>> Start
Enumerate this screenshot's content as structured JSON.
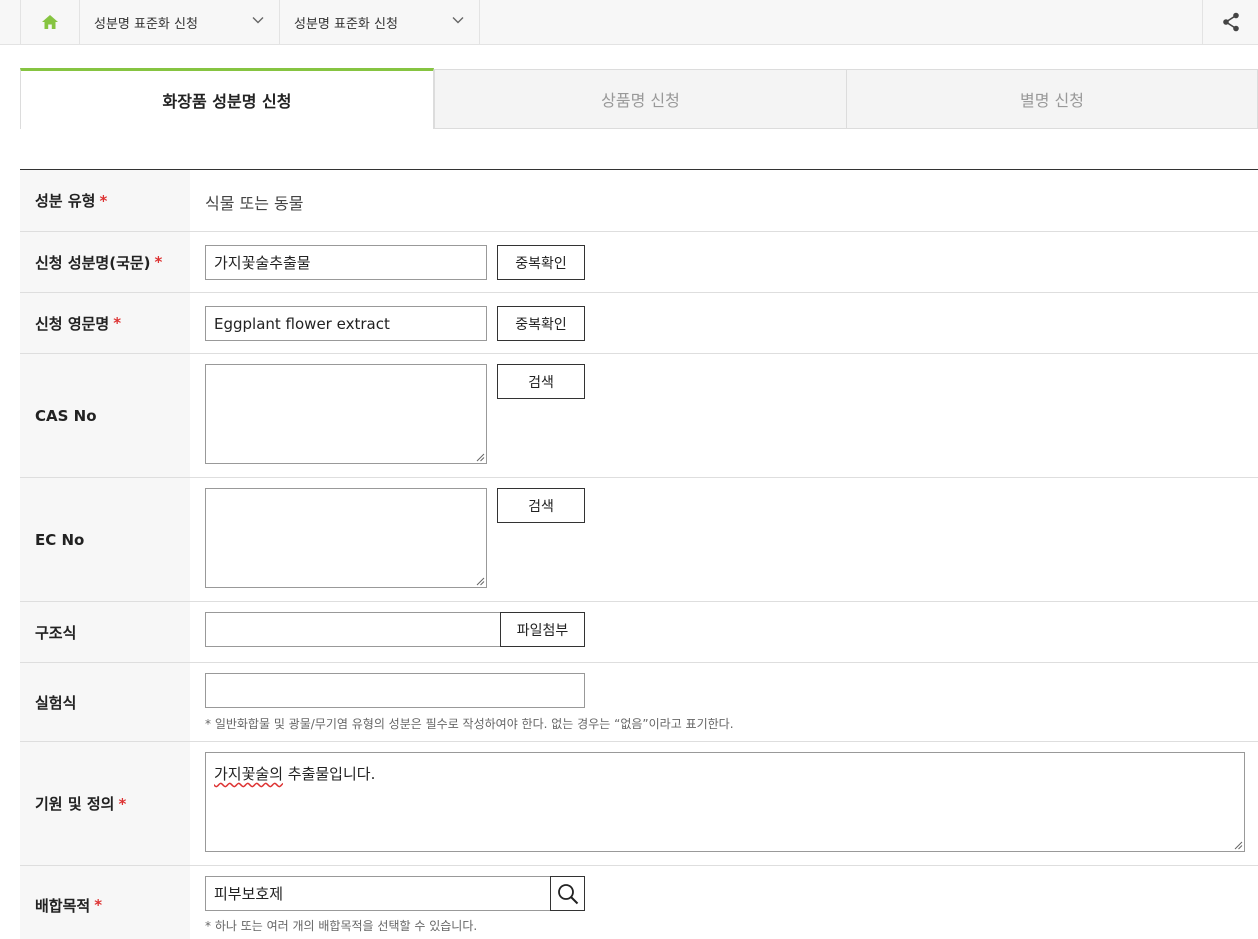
{
  "breadcrumb": {
    "items": [
      {
        "label": "성분명 표준화 신청"
      },
      {
        "label": "성분명 표준화 신청"
      }
    ]
  },
  "tabs": [
    {
      "label": "화장품 성분명 신청",
      "active": true
    },
    {
      "label": "상품명 신청",
      "active": false
    },
    {
      "label": "별명 신청",
      "active": false
    }
  ],
  "form": {
    "ingredient_type": {
      "label": "성분 유형",
      "required_mark": "*",
      "value": "식물 또는 동물"
    },
    "korean_name": {
      "label": "신청 성분명(국문)",
      "required_mark": "*",
      "value": "가지꽃술추출물",
      "button": "중복확인"
    },
    "english_name": {
      "label": "신청 영문명",
      "required_mark": "*",
      "value": "Eggplant flower extract",
      "button": "중복확인"
    },
    "cas_no": {
      "label": "CAS No",
      "value": "",
      "button": "검색"
    },
    "ec_no": {
      "label": "EC No",
      "value": "",
      "button": "검색"
    },
    "structure": {
      "label": "구조식",
      "value": "",
      "button": "파일첨부"
    },
    "formula": {
      "label": "실험식",
      "value": "",
      "note": "* 일반화합물 및 광물/무기염 유형의 성분은 필수로 작성하여야 한다. 없는 경우는 “없음”이라고 표기한다."
    },
    "origin": {
      "label": "기원 및 정의",
      "required_mark": "*",
      "value_underlined": "가지꽃술의",
      "value_rest": " 추출물입니다."
    },
    "purpose": {
      "label": "배합목적",
      "required_mark": "*",
      "value": "피부보호제",
      "note": "* 하나 또는 여러 개의 배합목적을 선택할 수 있습니다."
    }
  },
  "colors": {
    "accent": "#86c441",
    "required": "#dd3333",
    "label_bg": "#f7f7f7"
  },
  "icons": {
    "home": "home-icon",
    "chevron": "chevron-down-icon",
    "share": "share-icon",
    "search": "search-icon"
  }
}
>> End
__Short task__: Reproduce all entries without any change, and omit the pictures.

__Exercise answer__:
Enumerate this screenshot's content as structured JSON.
{
  "breadcrumb": {
    "items": [
      {
        "label": "성분명 표준화 신청"
      },
      {
        "label": "성분명 표준화 신청"
      }
    ]
  },
  "tabs": [
    {
      "label": "화장품 성분명 신청",
      "active": true
    },
    {
      "label": "상품명 신청",
      "active": false
    },
    {
      "label": "별명 신청",
      "active": false
    }
  ],
  "form": {
    "ingredient_type": {
      "label": "성분 유형",
      "required_mark": "*",
      "value": "식물 또는 동물"
    },
    "korean_name": {
      "label": "신청 성분명(국문)",
      "required_mark": "*",
      "value": "가지꽃술추출물",
      "button": "중복확인"
    },
    "english_name": {
      "label": "신청 영문명",
      "required_mark": "*",
      "value": "Eggplant flower extract",
      "button": "중복확인"
    },
    "cas_no": {
      "label": "CAS No",
      "value": "",
      "button": "검색"
    },
    "ec_no": {
      "label": "EC No",
      "value": "",
      "button": "검색"
    },
    "structure": {
      "label": "구조식",
      "value": "",
      "button": "파일첨부"
    },
    "formula": {
      "label": "실험식",
      "value": "",
      "note": "* 일반화합물 및 광물/무기염 유형의 성분은 필수로 작성하여야 한다. 없는 경우는 “없음”이라고 표기한다."
    },
    "origin": {
      "label": "기원 및 정의",
      "required_mark": "*",
      "value_underlined": "가지꽃술의",
      "value_rest": " 추출물입니다."
    },
    "purpose": {
      "label": "배합목적",
      "required_mark": "*",
      "value": "피부보호제",
      "note": "* 하나 또는 여러 개의 배합목적을 선택할 수 있습니다."
    }
  },
  "colors": {
    "accent": "#86c441",
    "required": "#dd3333",
    "label_bg": "#f7f7f7"
  },
  "icons": {
    "home": "home-icon",
    "chevron": "chevron-down-icon",
    "share": "share-icon",
    "search": "search-icon"
  }
}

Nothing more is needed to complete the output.